Reproduce the listing word for word. Skip any image.

### GIVEN RECORDS

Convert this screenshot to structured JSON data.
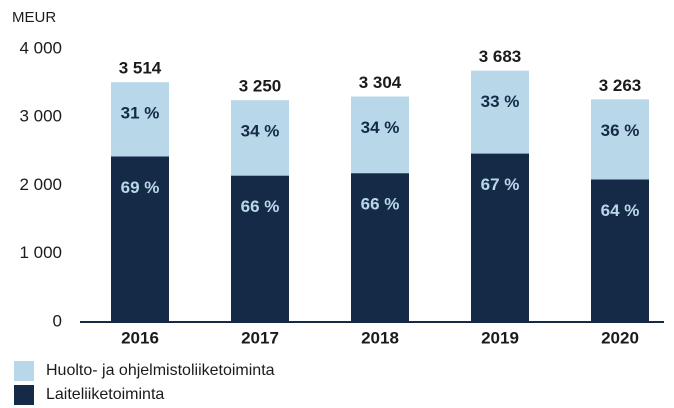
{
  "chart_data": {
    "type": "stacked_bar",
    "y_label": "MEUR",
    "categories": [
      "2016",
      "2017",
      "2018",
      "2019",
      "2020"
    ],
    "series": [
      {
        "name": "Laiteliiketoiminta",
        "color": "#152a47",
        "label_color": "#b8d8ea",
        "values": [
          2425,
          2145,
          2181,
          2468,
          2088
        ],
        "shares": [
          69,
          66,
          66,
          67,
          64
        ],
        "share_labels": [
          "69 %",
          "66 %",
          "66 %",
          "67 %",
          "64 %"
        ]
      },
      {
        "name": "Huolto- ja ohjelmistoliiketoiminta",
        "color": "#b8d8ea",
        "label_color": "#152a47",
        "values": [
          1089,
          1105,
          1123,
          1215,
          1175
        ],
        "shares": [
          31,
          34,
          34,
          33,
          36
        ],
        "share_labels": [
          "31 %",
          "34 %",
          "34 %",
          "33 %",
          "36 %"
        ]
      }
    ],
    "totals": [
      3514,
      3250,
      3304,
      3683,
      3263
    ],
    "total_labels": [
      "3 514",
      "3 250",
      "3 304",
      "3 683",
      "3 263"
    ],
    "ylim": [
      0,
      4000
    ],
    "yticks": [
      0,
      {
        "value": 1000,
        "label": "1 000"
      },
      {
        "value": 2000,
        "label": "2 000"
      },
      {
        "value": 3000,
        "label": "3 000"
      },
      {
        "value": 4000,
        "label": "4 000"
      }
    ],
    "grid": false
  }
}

######

CORRECT ANSWER =>
Convert this screenshot to structured JSON data.
{
  "chart_data": {
    "type": "stacked_bar",
    "y_label": "MEUR",
    "categories": [
      "2016",
      "2017",
      "2018",
      "2019",
      "2020"
    ],
    "series": [
      {
        "name": "Laiteliiketoiminta",
        "color": "#152a47",
        "label_color": "#b8d8ea",
        "values": [
          2425,
          2145,
          2181,
          2468,
          2088
        ],
        "shares": [
          69,
          66,
          66,
          67,
          64
        ],
        "share_labels": [
          "69 %",
          "66 %",
          "66 %",
          "67 %",
          "64 %"
        ]
      },
      {
        "name": "Huolto- ja ohjelmistoliiketoiminta",
        "color": "#b8d8ea",
        "label_color": "#152a47",
        "values": [
          1089,
          1105,
          1123,
          1215,
          1175
        ],
        "shares": [
          31,
          34,
          34,
          33,
          36
        ],
        "share_labels": [
          "31 %",
          "34 %",
          "34 %",
          "33 %",
          "36 %"
        ]
      }
    ],
    "totals": [
      3514,
      3250,
      3304,
      3683,
      3263
    ],
    "total_labels": [
      "3 514",
      "3 250",
      "3 304",
      "3 683",
      "3 263"
    ],
    "ylim": [
      0,
      4000
    ],
    "yticks": [
      0,
      {
        "value": 1000,
        "label": "1 000"
      },
      {
        "value": 2000,
        "label": "2 000"
      },
      {
        "value": 3000,
        "label": "3 000"
      },
      {
        "value": 4000,
        "label": "4 000"
      }
    ],
    "grid": false
  }
}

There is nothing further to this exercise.